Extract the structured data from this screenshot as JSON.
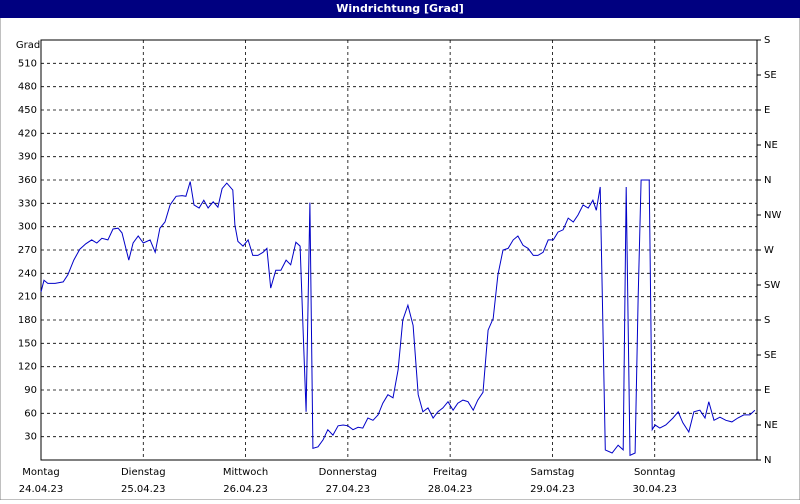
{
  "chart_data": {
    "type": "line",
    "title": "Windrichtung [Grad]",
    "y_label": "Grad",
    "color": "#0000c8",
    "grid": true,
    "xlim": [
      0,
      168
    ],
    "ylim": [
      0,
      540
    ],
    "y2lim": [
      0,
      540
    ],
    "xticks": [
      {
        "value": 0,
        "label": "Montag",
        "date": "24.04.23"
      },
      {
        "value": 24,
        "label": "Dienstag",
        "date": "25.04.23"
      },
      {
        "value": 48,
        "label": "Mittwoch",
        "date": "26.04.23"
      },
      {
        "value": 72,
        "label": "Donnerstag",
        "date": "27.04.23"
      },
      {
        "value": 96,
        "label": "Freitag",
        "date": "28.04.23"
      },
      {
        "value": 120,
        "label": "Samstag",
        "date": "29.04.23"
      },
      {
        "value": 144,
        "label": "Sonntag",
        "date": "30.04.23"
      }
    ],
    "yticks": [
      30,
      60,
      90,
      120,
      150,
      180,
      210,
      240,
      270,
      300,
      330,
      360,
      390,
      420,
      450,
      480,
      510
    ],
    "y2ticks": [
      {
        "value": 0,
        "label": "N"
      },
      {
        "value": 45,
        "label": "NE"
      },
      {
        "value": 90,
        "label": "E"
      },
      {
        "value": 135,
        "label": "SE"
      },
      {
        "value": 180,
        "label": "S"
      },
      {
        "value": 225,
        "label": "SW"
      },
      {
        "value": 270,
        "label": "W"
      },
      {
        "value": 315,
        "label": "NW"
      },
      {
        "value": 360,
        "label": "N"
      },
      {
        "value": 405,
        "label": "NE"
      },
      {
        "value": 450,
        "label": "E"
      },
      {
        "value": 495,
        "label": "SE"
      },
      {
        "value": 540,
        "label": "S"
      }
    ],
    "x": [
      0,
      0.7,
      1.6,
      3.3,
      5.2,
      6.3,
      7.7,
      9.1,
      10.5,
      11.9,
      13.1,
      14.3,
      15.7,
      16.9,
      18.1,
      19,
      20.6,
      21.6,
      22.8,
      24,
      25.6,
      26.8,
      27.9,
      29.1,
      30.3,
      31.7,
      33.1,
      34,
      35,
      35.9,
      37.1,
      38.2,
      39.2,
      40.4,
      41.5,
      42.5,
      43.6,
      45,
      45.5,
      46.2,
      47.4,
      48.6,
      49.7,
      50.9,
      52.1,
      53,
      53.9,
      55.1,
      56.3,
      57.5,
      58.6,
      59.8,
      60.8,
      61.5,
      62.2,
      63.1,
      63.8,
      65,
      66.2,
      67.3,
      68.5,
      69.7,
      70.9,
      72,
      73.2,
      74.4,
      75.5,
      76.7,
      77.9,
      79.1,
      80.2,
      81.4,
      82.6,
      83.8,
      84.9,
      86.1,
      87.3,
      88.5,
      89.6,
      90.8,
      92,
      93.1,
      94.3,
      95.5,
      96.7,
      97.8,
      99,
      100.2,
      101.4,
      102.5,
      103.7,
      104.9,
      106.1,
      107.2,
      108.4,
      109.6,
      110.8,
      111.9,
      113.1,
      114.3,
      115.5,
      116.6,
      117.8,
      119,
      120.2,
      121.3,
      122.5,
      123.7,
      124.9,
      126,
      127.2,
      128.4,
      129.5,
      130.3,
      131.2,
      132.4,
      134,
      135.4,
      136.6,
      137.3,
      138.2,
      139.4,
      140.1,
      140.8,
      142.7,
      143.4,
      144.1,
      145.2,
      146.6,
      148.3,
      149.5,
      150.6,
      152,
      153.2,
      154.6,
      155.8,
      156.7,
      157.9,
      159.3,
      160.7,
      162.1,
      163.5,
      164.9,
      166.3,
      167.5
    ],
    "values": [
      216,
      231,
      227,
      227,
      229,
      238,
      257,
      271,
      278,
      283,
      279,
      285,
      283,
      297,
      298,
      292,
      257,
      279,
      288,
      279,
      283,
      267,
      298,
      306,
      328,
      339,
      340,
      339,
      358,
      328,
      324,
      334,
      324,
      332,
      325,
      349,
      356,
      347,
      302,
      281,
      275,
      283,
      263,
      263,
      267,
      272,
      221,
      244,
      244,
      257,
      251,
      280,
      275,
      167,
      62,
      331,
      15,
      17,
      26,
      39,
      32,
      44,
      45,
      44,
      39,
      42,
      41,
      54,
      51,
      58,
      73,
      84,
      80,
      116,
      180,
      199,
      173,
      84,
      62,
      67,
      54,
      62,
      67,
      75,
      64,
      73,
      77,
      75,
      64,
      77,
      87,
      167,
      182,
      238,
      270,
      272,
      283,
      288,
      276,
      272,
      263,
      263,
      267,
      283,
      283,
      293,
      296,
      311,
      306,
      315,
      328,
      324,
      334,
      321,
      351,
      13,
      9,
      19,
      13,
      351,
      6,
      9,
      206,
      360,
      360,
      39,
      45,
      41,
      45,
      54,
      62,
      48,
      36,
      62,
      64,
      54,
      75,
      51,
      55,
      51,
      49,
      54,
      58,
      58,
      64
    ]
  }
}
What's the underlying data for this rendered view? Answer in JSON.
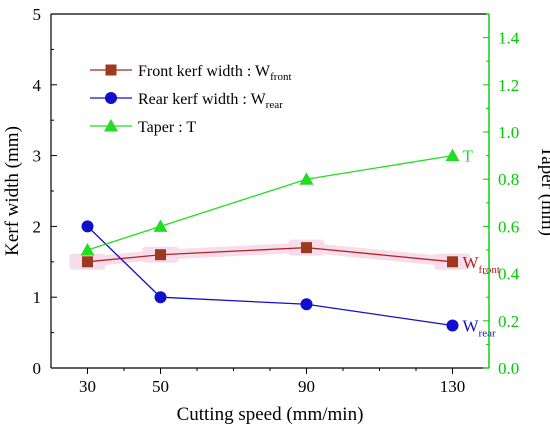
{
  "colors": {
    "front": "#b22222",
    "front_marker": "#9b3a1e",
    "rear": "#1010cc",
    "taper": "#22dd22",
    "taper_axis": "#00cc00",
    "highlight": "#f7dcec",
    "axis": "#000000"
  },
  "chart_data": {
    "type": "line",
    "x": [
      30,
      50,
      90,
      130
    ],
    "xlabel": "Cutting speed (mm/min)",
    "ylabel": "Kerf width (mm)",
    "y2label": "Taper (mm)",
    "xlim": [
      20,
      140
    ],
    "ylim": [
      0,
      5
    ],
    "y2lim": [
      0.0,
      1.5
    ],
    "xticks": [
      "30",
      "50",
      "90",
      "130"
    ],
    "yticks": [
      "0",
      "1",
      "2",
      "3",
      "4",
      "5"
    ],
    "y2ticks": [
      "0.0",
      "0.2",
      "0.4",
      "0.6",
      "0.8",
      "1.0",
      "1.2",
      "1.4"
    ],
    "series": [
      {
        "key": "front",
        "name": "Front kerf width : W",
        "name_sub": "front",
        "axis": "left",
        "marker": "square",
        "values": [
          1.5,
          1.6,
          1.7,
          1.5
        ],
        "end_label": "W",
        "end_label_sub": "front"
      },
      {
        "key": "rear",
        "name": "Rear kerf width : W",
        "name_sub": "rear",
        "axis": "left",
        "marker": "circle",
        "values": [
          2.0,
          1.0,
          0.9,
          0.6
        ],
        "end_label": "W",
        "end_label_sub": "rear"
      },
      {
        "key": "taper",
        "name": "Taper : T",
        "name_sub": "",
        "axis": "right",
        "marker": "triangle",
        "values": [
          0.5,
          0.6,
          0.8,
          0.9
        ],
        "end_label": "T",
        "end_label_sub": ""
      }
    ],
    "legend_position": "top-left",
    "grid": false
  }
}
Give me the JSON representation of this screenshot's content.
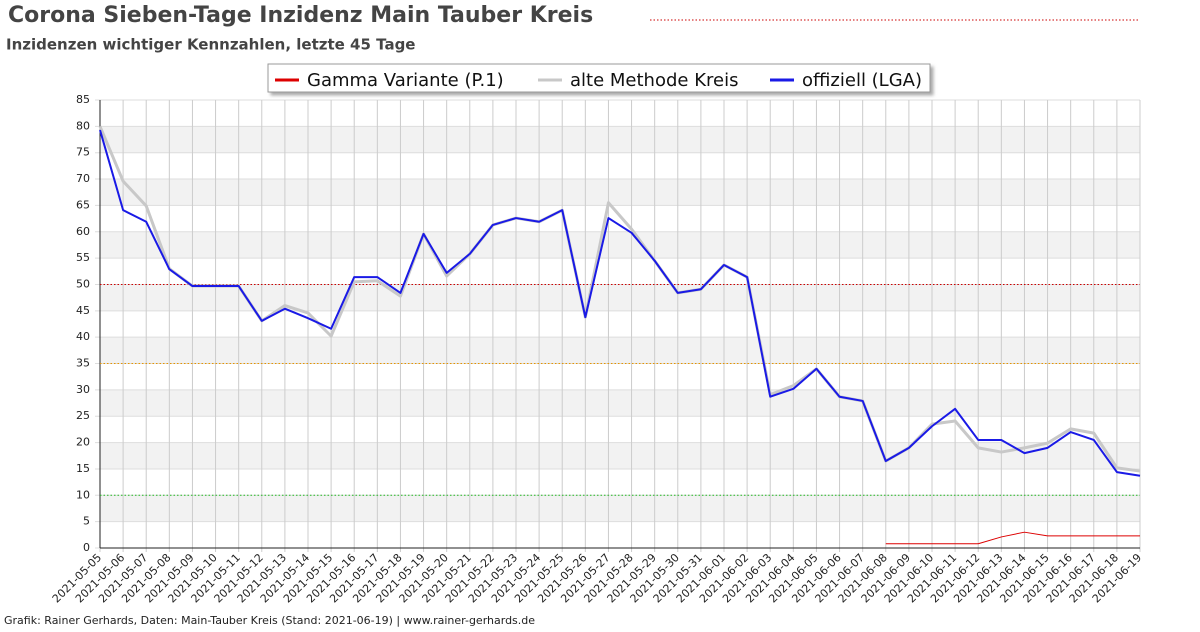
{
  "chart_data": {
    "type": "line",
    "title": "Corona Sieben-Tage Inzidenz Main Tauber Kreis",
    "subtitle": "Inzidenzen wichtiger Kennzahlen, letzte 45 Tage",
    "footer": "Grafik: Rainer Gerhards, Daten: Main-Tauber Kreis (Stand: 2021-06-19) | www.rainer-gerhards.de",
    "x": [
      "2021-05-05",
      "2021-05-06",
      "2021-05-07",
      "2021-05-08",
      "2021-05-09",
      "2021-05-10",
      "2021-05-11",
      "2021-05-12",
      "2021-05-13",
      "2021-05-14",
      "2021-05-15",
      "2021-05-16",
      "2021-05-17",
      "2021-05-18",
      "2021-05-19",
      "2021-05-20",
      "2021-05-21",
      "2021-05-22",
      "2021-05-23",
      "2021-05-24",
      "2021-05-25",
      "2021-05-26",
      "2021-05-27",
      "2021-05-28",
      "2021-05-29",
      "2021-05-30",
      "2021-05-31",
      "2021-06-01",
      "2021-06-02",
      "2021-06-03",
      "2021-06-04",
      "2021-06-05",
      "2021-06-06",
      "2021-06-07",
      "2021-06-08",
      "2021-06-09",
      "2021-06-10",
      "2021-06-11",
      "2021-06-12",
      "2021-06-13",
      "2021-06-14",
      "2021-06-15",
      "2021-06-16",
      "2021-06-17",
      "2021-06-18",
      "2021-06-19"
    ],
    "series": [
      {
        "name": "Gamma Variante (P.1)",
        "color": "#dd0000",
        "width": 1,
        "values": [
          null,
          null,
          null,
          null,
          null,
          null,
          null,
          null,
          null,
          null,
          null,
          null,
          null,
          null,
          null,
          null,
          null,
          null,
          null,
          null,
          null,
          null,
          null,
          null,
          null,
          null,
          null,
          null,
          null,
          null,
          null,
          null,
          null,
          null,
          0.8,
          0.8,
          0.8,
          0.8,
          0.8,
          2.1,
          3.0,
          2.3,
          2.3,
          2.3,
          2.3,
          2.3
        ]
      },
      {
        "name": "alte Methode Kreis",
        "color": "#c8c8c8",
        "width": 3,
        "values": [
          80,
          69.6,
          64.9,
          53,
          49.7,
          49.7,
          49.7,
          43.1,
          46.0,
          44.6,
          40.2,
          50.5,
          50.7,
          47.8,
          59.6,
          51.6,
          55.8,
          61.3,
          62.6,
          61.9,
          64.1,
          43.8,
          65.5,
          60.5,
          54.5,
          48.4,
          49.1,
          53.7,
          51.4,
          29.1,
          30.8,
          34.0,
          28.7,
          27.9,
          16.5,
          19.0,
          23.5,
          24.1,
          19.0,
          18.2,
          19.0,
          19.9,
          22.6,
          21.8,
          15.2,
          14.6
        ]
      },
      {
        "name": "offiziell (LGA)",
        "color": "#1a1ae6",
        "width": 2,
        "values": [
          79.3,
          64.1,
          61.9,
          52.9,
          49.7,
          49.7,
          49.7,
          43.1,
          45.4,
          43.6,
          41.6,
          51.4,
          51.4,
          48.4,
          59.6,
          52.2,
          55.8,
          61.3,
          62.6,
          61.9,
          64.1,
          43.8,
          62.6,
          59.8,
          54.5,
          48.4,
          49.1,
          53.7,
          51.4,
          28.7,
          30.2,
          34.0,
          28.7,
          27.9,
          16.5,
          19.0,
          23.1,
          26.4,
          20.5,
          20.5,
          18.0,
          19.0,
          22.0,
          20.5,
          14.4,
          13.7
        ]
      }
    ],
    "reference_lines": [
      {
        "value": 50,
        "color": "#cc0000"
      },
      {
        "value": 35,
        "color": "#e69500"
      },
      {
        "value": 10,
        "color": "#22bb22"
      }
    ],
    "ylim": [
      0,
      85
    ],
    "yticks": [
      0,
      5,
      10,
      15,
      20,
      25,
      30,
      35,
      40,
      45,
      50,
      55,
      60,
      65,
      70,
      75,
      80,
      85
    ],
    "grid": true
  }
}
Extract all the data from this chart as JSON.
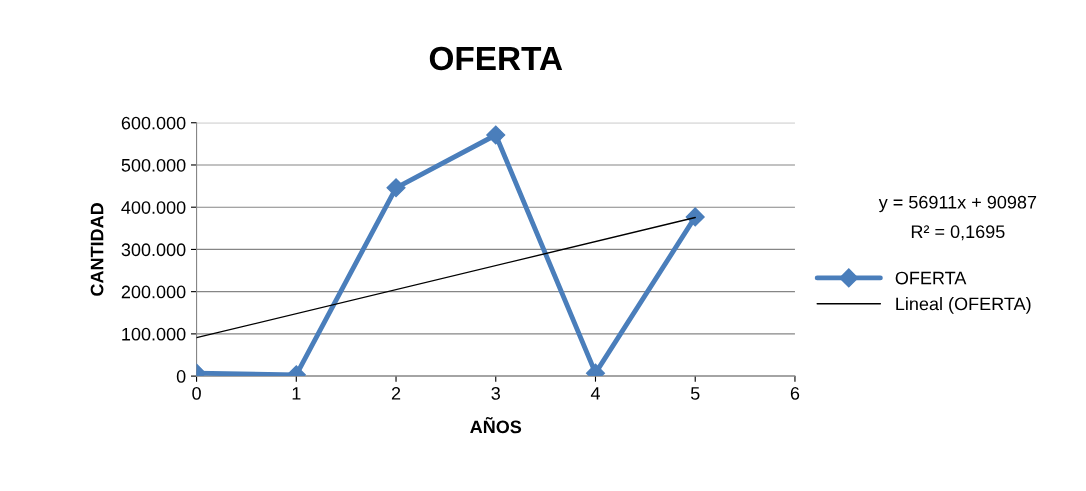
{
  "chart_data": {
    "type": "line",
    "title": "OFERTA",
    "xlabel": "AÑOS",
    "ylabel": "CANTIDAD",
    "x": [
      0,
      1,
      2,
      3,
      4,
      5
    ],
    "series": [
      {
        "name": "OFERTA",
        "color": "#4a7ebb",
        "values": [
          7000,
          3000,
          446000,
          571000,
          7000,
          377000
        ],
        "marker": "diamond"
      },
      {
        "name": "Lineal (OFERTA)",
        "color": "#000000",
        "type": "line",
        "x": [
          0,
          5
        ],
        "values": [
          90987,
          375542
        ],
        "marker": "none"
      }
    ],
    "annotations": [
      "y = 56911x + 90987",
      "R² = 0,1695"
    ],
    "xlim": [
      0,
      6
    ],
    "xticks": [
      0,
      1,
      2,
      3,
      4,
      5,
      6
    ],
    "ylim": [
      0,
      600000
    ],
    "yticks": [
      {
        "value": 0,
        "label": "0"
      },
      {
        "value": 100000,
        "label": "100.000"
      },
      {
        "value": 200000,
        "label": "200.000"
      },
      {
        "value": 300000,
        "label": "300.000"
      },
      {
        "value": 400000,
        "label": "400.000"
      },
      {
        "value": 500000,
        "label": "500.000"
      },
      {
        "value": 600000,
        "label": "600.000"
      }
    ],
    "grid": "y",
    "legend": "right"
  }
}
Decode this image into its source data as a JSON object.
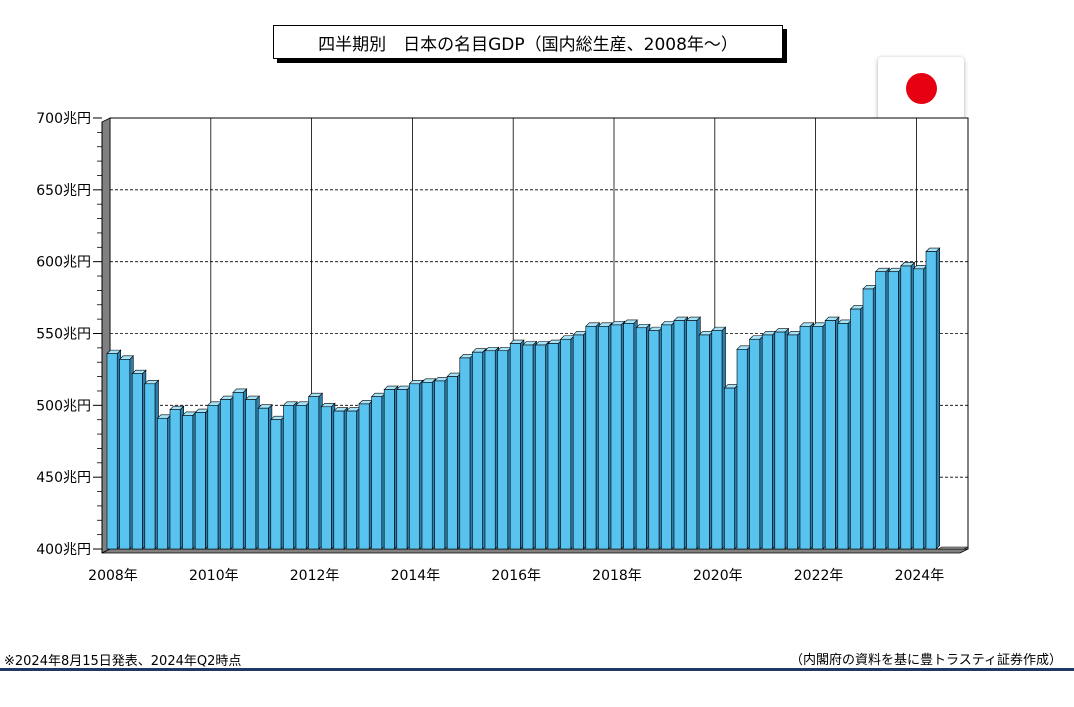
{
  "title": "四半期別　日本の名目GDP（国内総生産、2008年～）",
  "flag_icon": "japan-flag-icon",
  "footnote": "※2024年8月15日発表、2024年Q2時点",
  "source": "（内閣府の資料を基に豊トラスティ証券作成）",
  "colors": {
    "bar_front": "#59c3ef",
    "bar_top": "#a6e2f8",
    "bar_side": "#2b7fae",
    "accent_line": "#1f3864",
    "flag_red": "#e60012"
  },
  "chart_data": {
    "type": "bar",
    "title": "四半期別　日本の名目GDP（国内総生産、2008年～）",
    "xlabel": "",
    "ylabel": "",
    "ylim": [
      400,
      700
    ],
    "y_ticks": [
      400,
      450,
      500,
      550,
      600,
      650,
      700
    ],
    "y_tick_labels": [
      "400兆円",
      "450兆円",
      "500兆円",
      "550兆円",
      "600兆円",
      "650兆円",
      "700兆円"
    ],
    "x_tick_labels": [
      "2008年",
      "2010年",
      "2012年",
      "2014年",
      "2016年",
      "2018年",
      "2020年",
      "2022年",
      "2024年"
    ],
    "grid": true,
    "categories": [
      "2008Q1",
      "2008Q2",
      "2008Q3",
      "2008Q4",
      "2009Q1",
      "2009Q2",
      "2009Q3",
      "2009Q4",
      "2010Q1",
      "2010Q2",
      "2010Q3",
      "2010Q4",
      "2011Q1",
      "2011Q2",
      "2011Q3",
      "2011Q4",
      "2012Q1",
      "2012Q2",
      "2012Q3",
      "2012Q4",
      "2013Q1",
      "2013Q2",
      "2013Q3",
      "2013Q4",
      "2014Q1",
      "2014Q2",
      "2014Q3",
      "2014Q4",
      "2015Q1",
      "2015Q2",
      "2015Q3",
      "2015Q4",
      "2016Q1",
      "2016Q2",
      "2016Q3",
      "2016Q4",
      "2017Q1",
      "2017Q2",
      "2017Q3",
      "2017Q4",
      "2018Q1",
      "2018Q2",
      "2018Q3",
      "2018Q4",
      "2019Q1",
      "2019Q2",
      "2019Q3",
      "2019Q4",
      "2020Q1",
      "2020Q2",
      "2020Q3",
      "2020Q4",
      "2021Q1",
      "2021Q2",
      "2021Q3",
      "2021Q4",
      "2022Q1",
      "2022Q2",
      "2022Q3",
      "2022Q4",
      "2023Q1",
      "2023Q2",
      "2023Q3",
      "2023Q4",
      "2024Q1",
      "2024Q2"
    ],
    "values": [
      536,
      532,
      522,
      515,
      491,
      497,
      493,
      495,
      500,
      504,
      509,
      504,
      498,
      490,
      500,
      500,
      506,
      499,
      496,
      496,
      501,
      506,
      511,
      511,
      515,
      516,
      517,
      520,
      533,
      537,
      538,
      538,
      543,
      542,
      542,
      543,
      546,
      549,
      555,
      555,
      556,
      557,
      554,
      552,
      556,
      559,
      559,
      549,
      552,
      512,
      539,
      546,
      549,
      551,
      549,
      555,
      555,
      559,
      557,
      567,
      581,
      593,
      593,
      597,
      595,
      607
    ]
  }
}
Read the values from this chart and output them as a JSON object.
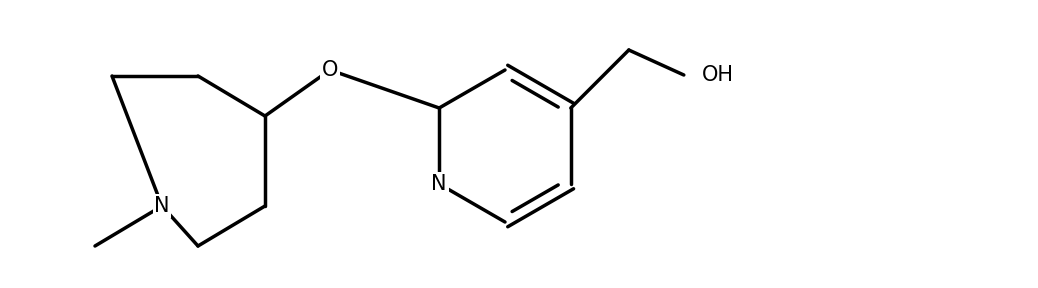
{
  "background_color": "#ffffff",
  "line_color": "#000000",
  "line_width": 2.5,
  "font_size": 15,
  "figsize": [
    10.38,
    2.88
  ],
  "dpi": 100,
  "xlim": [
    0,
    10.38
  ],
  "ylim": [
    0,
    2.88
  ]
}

#####

* [Your task]:
Pick out the lines containing the string "四半期別" and show them.

* [Result for this task]:
  "title": "四半期別　日本の名目GDP（国内総生産、2008年～）",
    "title": "四半期別　日本の名目GDP（国内総生産、2008年～）",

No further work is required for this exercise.